Write out all the lines again, precisely as they stand, but without the images.

%%

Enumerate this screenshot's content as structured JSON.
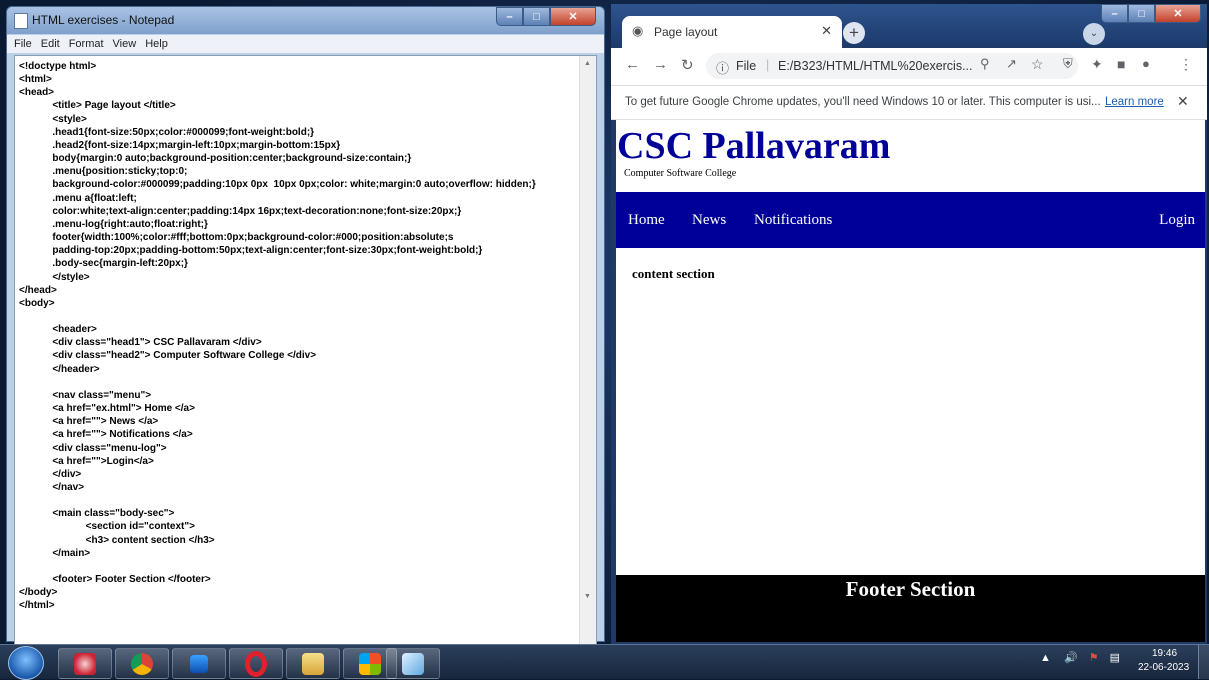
{
  "notepad": {
    "title": "HTML exercises - Notepad",
    "menu": [
      "File",
      "Edit",
      "Format",
      "View",
      "Help"
    ],
    "lines": [
      "<!doctype html>",
      "<html>",
      "<head>",
      "            <title> Page layout </title>",
      "            <style>",
      "            .head1{font-size:50px;color:#000099;font-weight:bold;}",
      "            .head2{font-size:14px;margin-left:10px;margin-bottom:15px}",
      "            body{margin:0 auto;background-position:center;background-size:contain;}",
      "            .menu{position:sticky;top:0;",
      "            background-color:#000099;padding:10px 0px  10px 0px;color: white;margin:0 auto;overflow: hidden;}",
      "            .menu a{float:left;",
      "            color:white;text-align:center;padding:14px 16px;text-decoration:none;font-size:20px;}",
      "            .menu-log{right:auto;float:right;}",
      "            footer{width:100%;color:#fff;bottom:0px;background-color:#000;position:absolute;s",
      "            padding-top:20px;padding-bottom:50px;text-align:center;font-size:30px;font-weight:bold;}",
      "            .body-sec{margin-left:20px;}",
      "            </style>",
      "</head>",
      "<body>",
      "",
      "            <header>",
      "            <div class=\"head1\"> CSC Pallavaram </div>",
      "            <div class=\"head2\"> Computer Software College </div>",
      "            </header>",
      "",
      "            <nav class=\"menu\">",
      "            <a href=\"ex.html\"> Home </a>",
      "            <a href=\"\"> News </a>",
      "            <a href=\"\"> Notifications </a>",
      "            <div class=\"menu-log\">",
      "            <a href=\"\">Login</a>",
      "            </div>",
      "            </nav>",
      "",
      "            <main class=\"body-sec\">",
      "                        <section id=\"context\">",
      "                        <h3> content section </h3>",
      "            </main>",
      "",
      "            <footer> Footer Section </footer>",
      "</body>",
      "</html>"
    ]
  },
  "chrome": {
    "tab_title": "Page layout",
    "address": {
      "scheme_label": "File",
      "url": "E:/B323/HTML/HTML%20exercis..."
    },
    "infobar": {
      "text": "To get future Google Chrome updates, you'll need Windows 10 or later. This computer is usi...",
      "link": "Learn more"
    },
    "page": {
      "head1": "CSC Pallavaram",
      "head2": "Computer Software College",
      "nav": [
        "Home",
        "News",
        "Notifications"
      ],
      "login": "Login",
      "content_heading": "content section",
      "footer": "Footer Section"
    }
  },
  "taskbar": {
    "time": "19:46",
    "date": "22-06-2023"
  },
  "colors": {
    "head1": "#000099",
    "nav_bg": "#000099",
    "footer_bg": "#000000"
  },
  "icons": [
    "start-orb-icon",
    "paint-icon",
    "chrome-icon",
    "media-icon",
    "opera-icon",
    "explorer-icon",
    "winlogo-icon",
    "notepad-icon"
  ]
}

%%

- [CORRECT RESPONSE]:
Enumerate this screenshot's content as structured JSON.
{
  "notepad": {
    "title": "HTML exercises - Notepad",
    "menu": [
      "File",
      "Edit",
      "Format",
      "View",
      "Help"
    ],
    "lines": [
      "<!doctype html>",
      "<html>",
      "<head>",
      "            <title> Page layout </title>",
      "            <style>",
      "            .head1{font-size:50px;color:#000099;font-weight:bold;}",
      "            .head2{font-size:14px;margin-left:10px;margin-bottom:15px}",
      "            body{margin:0 auto;background-position:center;background-size:contain;}",
      "            .menu{position:sticky;top:0;",
      "            background-color:#000099;padding:10px 0px  10px 0px;color: white;margin:0 auto;overflow: hidden;}",
      "            .menu a{float:left;",
      "            color:white;text-align:center;padding:14px 16px;text-decoration:none;font-size:20px;}",
      "            .menu-log{right:auto;float:right;}",
      "            footer{width:100%;color:#fff;bottom:0px;background-color:#000;position:absolute;s",
      "            padding-top:20px;padding-bottom:50px;text-align:center;font-size:30px;font-weight:bold;}",
      "            .body-sec{margin-left:20px;}",
      "            </style>",
      "</head>",
      "<body>",
      "",
      "            <header>",
      "            <div class=\"head1\"> CSC Pallavaram </div>",
      "            <div class=\"head2\"> Computer Software College </div>",
      "            </header>",
      "",
      "            <nav class=\"menu\">",
      "            <a href=\"ex.html\"> Home </a>",
      "            <a href=\"\"> News </a>",
      "            <a href=\"\"> Notifications </a>",
      "            <div class=\"menu-log\">",
      "            <a href=\"\">Login</a>",
      "            </div>",
      "            </nav>",
      "",
      "            <main class=\"body-sec\">",
      "                        <section id=\"context\">",
      "                        <h3> content section </h3>",
      "            </main>",
      "",
      "            <footer> Footer Section </footer>",
      "</body>",
      "</html>"
    ]
  },
  "chrome": {
    "tab_title": "Page layout",
    "address": {
      "scheme_label": "File",
      "url": "E:/B323/HTML/HTML%20exercis..."
    },
    "infobar": {
      "text": "To get future Google Chrome updates, you'll need Windows 10 or later. This computer is usi...",
      "link": "Learn more"
    },
    "page": {
      "head1": "CSC Pallavaram",
      "head2": "Computer Software College",
      "nav": [
        "Home",
        "News",
        "Notifications"
      ],
      "login": "Login",
      "content_heading": "content section",
      "footer": "Footer Section"
    }
  },
  "taskbar": {
    "time": "19:46",
    "date": "22-06-2023"
  },
  "colors": {
    "head1": "#000099",
    "nav_bg": "#000099",
    "footer_bg": "#000000"
  },
  "icons": [
    "start-orb-icon",
    "paint-icon",
    "chrome-icon",
    "media-icon",
    "opera-icon",
    "explorer-icon",
    "winlogo-icon",
    "notepad-icon"
  ]
}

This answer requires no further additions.